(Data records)
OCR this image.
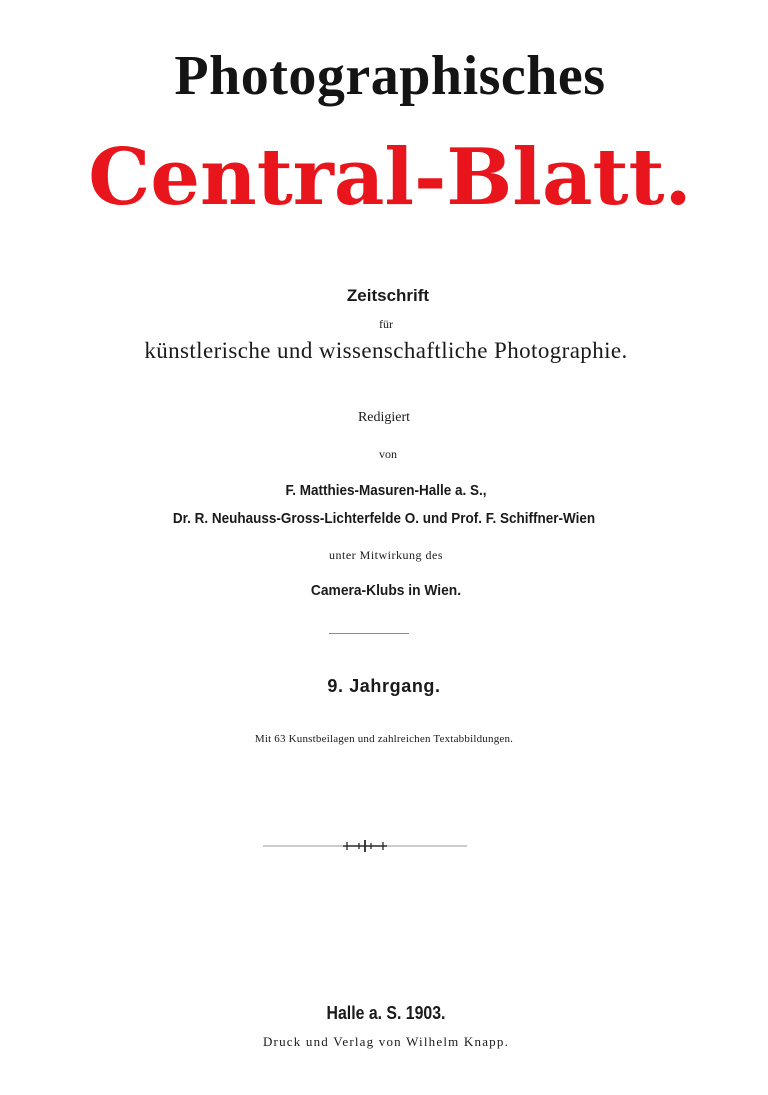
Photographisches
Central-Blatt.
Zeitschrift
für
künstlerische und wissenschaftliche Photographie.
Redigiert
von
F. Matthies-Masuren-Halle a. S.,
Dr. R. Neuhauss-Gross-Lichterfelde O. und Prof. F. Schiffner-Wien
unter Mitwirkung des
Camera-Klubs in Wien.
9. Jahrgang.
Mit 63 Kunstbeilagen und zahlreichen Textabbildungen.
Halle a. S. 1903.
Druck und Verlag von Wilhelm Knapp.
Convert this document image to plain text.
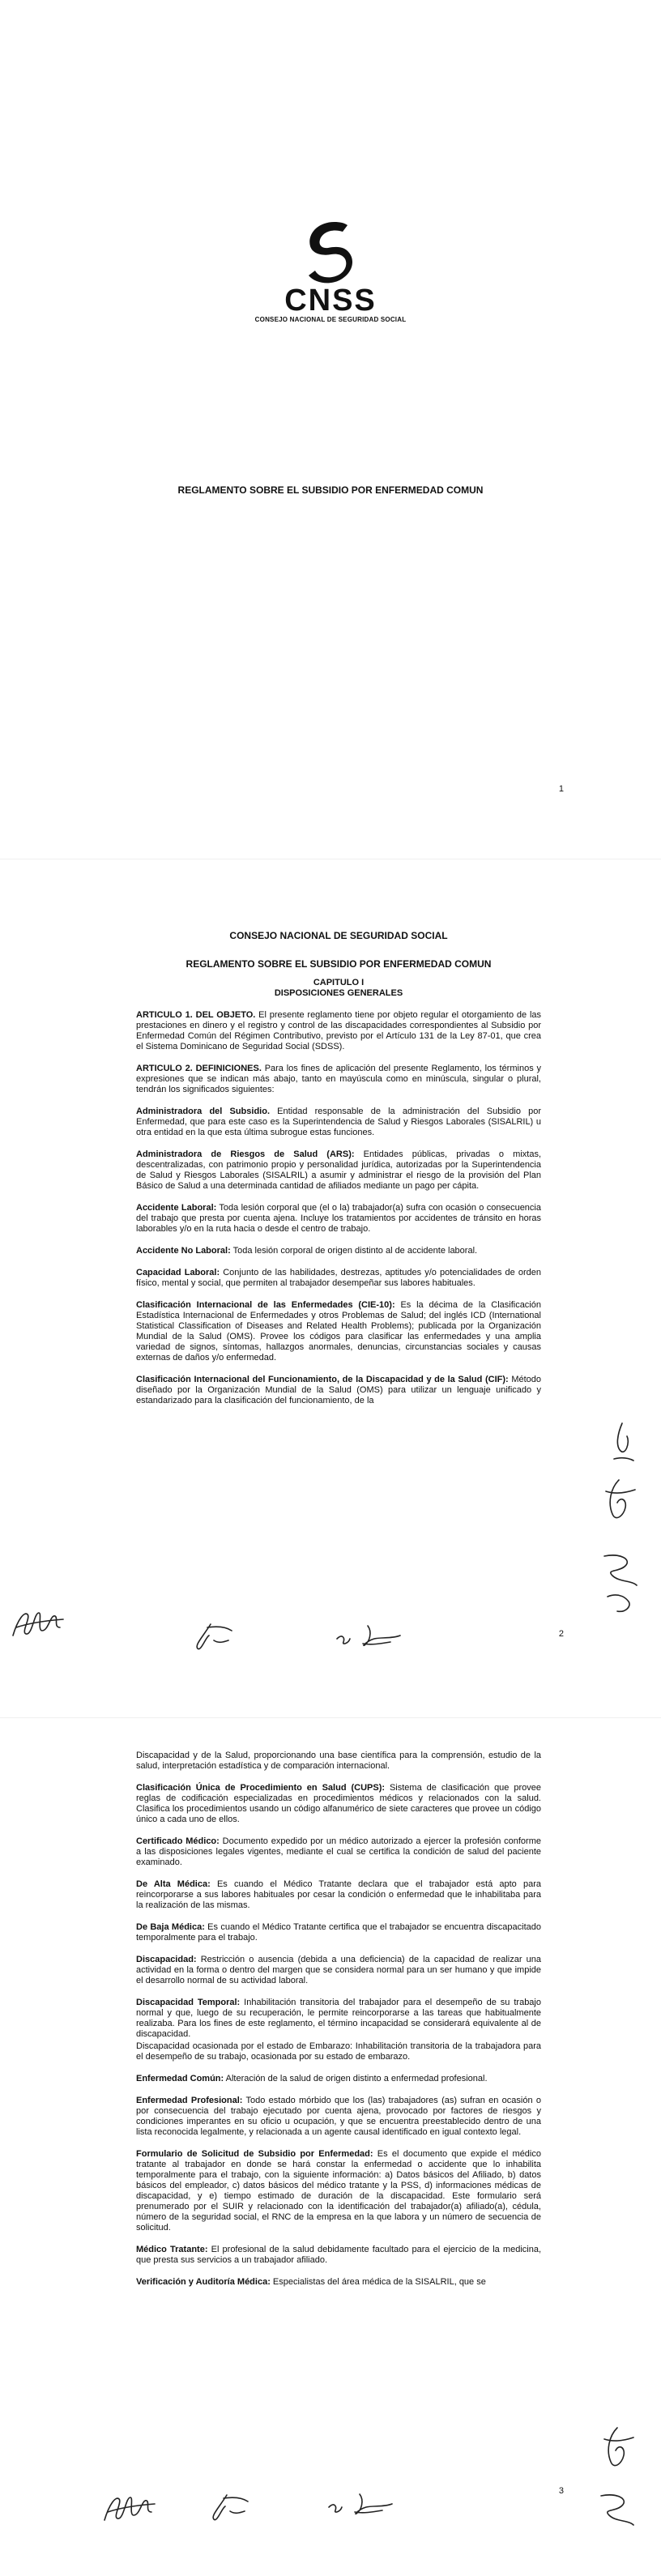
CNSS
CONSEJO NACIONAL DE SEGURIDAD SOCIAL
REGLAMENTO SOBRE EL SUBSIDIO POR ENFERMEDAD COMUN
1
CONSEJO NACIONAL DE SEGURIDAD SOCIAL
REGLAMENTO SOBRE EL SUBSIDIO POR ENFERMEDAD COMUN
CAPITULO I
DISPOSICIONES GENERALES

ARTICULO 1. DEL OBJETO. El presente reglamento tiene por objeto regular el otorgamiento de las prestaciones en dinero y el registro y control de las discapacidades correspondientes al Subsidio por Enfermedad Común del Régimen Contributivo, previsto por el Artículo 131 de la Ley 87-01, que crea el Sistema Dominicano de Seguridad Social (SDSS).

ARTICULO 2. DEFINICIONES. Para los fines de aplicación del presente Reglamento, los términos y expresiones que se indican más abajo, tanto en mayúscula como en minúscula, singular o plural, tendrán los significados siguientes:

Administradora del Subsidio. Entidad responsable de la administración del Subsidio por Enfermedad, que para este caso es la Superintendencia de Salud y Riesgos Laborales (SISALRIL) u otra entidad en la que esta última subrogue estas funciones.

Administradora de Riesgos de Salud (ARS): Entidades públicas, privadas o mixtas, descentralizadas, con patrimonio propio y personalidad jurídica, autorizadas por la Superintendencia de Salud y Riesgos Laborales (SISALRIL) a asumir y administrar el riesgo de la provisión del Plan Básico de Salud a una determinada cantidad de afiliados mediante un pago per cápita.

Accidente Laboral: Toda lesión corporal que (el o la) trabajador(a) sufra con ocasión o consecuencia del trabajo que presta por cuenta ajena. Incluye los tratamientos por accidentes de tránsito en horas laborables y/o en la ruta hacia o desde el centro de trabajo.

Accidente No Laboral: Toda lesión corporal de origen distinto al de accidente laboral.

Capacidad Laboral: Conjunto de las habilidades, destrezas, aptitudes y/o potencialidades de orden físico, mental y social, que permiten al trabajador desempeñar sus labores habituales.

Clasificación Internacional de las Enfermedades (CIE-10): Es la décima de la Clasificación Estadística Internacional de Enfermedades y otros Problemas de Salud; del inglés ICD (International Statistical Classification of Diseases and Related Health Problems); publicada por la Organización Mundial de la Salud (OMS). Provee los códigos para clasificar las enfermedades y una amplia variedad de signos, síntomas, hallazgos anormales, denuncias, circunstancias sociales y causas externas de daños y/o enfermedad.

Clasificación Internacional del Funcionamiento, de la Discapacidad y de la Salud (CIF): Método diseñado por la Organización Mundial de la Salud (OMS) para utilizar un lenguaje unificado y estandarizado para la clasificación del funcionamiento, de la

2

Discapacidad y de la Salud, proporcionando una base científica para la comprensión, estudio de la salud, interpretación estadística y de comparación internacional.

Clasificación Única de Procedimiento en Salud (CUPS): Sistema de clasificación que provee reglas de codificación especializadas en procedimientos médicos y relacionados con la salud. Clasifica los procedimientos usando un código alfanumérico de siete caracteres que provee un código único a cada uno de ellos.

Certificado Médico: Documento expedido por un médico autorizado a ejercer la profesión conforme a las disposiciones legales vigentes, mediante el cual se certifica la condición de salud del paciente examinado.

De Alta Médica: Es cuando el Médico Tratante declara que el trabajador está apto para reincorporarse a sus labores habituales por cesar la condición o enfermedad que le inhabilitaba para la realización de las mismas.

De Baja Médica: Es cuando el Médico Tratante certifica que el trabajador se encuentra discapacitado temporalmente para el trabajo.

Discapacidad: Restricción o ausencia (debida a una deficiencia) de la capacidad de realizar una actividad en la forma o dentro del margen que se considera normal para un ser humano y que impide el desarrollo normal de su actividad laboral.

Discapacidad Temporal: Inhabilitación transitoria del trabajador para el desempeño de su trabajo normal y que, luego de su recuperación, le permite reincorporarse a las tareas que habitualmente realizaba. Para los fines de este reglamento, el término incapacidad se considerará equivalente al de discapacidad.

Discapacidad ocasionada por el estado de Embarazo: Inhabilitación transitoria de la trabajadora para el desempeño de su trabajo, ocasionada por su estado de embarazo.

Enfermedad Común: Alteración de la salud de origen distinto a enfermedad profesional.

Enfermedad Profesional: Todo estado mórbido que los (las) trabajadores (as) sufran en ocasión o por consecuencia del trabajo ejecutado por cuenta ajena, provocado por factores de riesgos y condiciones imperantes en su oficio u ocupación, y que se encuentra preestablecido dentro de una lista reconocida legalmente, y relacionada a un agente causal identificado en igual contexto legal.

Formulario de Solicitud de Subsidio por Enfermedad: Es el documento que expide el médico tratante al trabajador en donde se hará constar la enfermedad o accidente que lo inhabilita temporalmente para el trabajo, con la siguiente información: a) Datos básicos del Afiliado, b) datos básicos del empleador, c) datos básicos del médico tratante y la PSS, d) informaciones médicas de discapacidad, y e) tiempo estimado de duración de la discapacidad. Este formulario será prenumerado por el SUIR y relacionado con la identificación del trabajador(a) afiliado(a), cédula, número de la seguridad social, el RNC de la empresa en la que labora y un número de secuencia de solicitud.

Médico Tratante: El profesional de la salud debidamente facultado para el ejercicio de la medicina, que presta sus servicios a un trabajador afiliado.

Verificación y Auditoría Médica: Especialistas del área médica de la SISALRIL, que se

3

## What the exercise asks
Are you able to set down all the lines above exactly, without any pictures?

## Exercise solution
OCR this image.
Photographisches
Central-Blatt.
Zeitschrift
für
künstlerische und wissenschaftliche Photographie.
Redigiert
von
F. Matthies-Masuren-Halle a. S.,
Dr. R. Neuhauss-Gross-Lichterfelde O. und Prof. F. Schiffner-Wien
unter Mitwirkung des
Camera-Klubs in Wien.
9. Jahrgang.
Mit 63 Kunstbeilagen und zahlreichen Textabbildungen.
Halle a. S. 1903.
Druck und Verlag von Wilhelm Knapp.
Convert this document image to plain text.
CNSS
CONSEJO NACIONAL DE SEGURIDAD SOCIAL
REGLAMENTO SOBRE EL SUBSIDIO POR ENFERMEDAD COMUN
1
CONSEJO NACIONAL DE SEGURIDAD SOCIAL
REGLAMENTO SOBRE EL SUBSIDIO POR ENFERMEDAD COMUN
CAPITULO I
DISPOSICIONES GENERALES

ARTICULO 1. DEL OBJETO. El presente reglamento tiene por objeto regular el otorgamiento de las prestaciones en dinero y el registro y control de las discapacidades correspondientes al Subsidio por Enfermedad Común del Régimen Contributivo, previsto por el Artículo 131 de la Ley 87-01, que crea el Sistema Dominicano de Seguridad Social (SDSS).

ARTICULO 2. DEFINICIONES. Para los fines de aplicación del presente Reglamento, los términos y expresiones que se indican más abajo, tanto en mayúscula como en minúscula, singular o plural, tendrán los significados siguientes:

Administradora del Subsidio. Entidad responsable de la administración del Subsidio por Enfermedad, que para este caso es la Superintendencia de Salud y Riesgos Laborales (SISALRIL) u otra entidad en la que esta última subrogue estas funciones.

Administradora de Riesgos de Salud (ARS): Entidades públicas, privadas o mixtas, descentralizadas, con patrimonio propio y personalidad jurídica, autorizadas por la Superintendencia de Salud y Riesgos Laborales (SISALRIL) a asumir y administrar el riesgo de la provisión del Plan Básico de Salud a una determinada cantidad de afiliados mediante un pago per cápita.

Accidente Laboral: Toda lesión corporal que (el o la) trabajador(a) sufra con ocasión o consecuencia del trabajo que presta por cuenta ajena. Incluye los tratamientos por accidentes de tránsito en horas laborables y/o en la ruta hacia o desde el centro de trabajo.

Accidente No Laboral: Toda lesión corporal de origen distinto al de accidente laboral.

Capacidad Laboral: Conjunto de las habilidades, destrezas, aptitudes y/o potencialidades de orden físico, mental y social, que permiten al trabajador desempeñar sus labores habituales.

Clasificación Internacional de las Enfermedades (CIE-10): Es la décima de la Clasificación Estadística Internacional de Enfermedades y otros Problemas de Salud; del inglés ICD (International Statistical Classification of Diseases and Related Health Problems); publicada por la Organización Mundial de la Salud (OMS). Provee los códigos para clasificar las enfermedades y una amplia variedad de signos, síntomas, hallazgos anormales, denuncias, circunstancias sociales y causas externas de daños y/o enfermedad.

Clasificación Internacional del Funcionamiento, de la Discapacidad y de la Salud (CIF): Método diseñado por la Organización Mundial de la Salud (OMS) para utilizar un lenguaje unificado y estandarizado para la clasificación del funcionamiento, de la

2

Discapacidad y de la Salud, proporcionando una base científica para la comprensión, estudio de la salud, interpretación estadística y de comparación internacional.

Clasificación Única de Procedimiento en Salud (CUPS): Sistema de clasificación que provee reglas de codificación especializadas en procedimientos médicos y relacionados con la salud. Clasifica los procedimientos usando un código alfanumérico de siete caracteres que provee un código único a cada uno de ellos.

Certificado Médico: Documento expedido por un médico autorizado a ejercer la profesión conforme a las disposiciones legales vigentes, mediante el cual se certifica la condición de salud del paciente examinado.

De Alta Médica: Es cuando el Médico Tratante declara que el trabajador está apto para reincorporarse a sus labores habituales por cesar la condición o enfermedad que le inhabilitaba para la realización de las mismas.

De Baja Médica: Es cuando el Médico Tratante certifica que el trabajador se encuentra discapacitado temporalmente para el trabajo.

Discapacidad: Restricción o ausencia (debida a una deficiencia) de la capacidad de realizar una actividad en la forma o dentro del margen que se considera normal para un ser humano y que impide el desarrollo normal de su actividad laboral.

Discapacidad Temporal: Inhabilitación transitoria del trabajador para el desempeño de su trabajo normal y que, luego de su recuperación, le permite reincorporarse a las tareas que habitualmente realizaba. Para los fines de este reglamento, el término incapacidad se considerará equivalente al de discapacidad.

Discapacidad ocasionada por el estado de Embarazo: Inhabilitación transitoria de la trabajadora para el desempeño de su trabajo, ocasionada por su estado de embarazo.

Enfermedad Común: Alteración de la salud de origen distinto a enfermedad profesional.

Enfermedad Profesional: Todo estado mórbido que los (las) trabajadores (as) sufran en ocasión o por consecuencia del trabajo ejecutado por cuenta ajena, provocado por factores de riesgos y condiciones imperantes en su oficio u ocupación, y que se encuentra preestablecido dentro de una lista reconocida legalmente, y relacionada a un agente causal identificado en igual contexto legal.

Formulario de Solicitud de Subsidio por Enfermedad: Es el documento que expide el médico tratante al trabajador en donde se hará constar la enfermedad o accidente que lo inhabilita temporalmente para el trabajo, con la siguiente información: a) Datos básicos del Afiliado, b) datos básicos del empleador, c) datos básicos del médico tratante y la PSS, d) informaciones médicas de discapacidad, y e) tiempo estimado de duración de la discapacidad. Este formulario será prenumerado por el SUIR y relacionado con la identificación del trabajador(a) afiliado(a), cédula, número de la seguridad social, el RNC de la empresa en la que labora y un número de secuencia de solicitud.

Médico Tratante: El profesional de la salud debidamente facultado para el ejercicio de la medicina, que presta sus servicios a un trabajador afiliado.

Verificación y Auditoría Médica: Especialistas del área médica de la SISALRIL, que se

3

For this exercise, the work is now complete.